** Start of Data records **
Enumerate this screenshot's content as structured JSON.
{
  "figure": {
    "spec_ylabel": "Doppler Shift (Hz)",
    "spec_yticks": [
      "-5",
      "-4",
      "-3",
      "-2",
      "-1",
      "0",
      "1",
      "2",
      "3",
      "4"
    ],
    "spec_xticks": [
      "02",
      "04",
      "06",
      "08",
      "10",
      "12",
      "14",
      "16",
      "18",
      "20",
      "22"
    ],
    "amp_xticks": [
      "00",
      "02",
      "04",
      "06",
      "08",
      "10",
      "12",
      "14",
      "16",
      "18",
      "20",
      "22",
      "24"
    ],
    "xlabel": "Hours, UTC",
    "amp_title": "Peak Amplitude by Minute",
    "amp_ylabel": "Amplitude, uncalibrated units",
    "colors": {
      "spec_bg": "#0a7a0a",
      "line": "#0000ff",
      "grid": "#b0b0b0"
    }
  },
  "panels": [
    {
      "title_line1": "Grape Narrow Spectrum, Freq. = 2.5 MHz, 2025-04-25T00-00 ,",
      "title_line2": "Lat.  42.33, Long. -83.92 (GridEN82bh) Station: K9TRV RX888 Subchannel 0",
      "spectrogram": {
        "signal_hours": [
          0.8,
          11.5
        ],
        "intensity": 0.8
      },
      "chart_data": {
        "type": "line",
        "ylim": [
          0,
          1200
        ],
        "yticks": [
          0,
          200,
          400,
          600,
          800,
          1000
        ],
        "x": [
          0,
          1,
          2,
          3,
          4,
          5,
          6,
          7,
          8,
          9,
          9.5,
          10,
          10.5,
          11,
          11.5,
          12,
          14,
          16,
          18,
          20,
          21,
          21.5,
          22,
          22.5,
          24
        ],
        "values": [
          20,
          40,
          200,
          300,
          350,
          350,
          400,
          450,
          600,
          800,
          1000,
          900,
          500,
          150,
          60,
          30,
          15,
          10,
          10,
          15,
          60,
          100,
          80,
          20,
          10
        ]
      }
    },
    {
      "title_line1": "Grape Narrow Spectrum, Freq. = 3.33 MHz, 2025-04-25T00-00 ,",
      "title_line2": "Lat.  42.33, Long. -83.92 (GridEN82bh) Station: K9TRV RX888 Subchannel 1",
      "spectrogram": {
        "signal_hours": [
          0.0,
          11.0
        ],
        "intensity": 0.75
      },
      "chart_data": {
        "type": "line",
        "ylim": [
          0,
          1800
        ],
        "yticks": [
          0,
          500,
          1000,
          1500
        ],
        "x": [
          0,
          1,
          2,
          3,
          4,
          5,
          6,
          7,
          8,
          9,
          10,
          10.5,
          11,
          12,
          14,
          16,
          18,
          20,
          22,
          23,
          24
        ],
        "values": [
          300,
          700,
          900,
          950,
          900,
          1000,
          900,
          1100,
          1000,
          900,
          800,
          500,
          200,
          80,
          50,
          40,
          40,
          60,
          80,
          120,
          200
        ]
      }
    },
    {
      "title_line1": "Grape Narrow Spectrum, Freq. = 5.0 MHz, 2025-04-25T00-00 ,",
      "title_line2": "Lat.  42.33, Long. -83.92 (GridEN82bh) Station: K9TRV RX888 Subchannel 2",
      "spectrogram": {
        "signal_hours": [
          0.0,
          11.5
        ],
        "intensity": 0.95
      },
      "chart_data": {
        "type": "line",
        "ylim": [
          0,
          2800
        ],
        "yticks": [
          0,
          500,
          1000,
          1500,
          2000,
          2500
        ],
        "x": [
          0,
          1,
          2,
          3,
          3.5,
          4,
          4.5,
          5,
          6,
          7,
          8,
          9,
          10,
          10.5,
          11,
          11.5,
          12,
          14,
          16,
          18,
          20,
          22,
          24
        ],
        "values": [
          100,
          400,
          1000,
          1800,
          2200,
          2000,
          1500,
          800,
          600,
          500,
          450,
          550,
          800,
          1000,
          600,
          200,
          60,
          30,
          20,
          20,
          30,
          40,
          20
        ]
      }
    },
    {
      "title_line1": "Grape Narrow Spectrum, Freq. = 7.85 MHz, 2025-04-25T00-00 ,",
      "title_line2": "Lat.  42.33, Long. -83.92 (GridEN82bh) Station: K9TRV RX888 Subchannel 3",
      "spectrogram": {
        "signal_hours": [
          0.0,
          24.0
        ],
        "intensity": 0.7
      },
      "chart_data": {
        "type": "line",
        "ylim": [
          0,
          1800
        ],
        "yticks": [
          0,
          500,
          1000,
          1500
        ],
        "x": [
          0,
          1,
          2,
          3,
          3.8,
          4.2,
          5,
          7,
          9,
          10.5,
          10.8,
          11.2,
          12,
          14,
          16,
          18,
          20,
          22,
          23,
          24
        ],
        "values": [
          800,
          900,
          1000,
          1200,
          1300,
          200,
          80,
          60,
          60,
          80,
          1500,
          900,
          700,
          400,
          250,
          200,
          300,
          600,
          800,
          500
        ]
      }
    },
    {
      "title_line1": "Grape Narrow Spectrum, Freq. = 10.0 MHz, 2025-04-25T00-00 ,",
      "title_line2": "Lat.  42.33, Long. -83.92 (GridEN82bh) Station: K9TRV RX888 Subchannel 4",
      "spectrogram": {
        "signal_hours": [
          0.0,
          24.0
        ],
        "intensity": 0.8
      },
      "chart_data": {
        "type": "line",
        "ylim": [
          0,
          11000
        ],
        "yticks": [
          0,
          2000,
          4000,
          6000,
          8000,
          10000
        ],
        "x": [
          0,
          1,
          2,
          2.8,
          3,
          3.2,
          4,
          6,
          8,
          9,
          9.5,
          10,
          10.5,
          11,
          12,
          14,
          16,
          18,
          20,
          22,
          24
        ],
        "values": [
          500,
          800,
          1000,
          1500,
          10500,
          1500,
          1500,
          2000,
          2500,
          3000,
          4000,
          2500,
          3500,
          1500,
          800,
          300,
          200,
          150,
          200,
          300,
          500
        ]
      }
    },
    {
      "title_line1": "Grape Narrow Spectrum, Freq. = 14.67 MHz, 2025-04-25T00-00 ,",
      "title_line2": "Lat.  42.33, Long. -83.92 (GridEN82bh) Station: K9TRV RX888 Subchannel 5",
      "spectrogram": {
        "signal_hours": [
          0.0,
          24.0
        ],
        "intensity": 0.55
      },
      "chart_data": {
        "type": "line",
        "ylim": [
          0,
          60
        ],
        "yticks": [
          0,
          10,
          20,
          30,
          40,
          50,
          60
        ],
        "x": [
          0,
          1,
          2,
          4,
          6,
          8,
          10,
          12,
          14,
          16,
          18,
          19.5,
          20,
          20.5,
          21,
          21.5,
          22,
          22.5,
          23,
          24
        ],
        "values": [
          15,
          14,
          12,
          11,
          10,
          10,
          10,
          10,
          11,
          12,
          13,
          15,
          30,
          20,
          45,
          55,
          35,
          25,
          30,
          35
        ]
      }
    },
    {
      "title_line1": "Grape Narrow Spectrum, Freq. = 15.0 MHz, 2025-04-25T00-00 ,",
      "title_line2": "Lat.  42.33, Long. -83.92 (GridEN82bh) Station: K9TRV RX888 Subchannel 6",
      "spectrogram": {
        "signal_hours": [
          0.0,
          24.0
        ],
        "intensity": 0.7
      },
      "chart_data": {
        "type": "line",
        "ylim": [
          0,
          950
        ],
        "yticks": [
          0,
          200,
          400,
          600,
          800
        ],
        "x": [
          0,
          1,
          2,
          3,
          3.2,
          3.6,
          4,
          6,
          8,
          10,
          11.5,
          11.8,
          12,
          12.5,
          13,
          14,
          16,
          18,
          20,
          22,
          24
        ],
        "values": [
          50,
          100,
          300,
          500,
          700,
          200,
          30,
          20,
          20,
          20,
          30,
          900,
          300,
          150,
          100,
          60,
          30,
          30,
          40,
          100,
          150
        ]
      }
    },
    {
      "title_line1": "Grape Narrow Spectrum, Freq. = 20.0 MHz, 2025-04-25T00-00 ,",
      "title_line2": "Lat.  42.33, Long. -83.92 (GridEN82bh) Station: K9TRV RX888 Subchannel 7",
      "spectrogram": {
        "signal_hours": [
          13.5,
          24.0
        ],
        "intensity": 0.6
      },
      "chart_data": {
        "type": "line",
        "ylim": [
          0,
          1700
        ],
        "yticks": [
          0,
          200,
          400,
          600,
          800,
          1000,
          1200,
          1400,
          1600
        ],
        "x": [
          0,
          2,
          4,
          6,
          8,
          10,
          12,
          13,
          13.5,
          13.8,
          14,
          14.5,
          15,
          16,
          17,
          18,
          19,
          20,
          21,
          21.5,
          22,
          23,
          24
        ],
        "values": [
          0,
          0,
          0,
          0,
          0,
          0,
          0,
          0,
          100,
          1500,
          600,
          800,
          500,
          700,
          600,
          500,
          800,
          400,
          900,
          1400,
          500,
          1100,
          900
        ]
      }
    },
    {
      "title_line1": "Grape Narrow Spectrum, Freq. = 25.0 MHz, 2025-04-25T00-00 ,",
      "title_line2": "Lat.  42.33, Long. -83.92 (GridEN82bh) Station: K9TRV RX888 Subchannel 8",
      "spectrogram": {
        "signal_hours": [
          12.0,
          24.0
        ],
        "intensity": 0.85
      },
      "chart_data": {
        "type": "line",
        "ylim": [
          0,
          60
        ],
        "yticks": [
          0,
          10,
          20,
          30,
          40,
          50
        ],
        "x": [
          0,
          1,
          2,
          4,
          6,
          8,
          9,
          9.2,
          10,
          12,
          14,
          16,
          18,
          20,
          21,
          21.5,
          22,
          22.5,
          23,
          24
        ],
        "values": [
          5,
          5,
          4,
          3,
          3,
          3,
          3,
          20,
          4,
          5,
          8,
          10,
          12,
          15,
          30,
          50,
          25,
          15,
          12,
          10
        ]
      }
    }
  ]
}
** End of Data records **
Given exercise —
Work out how many lines above contain the word "intensity". Give only the number.

Output —
9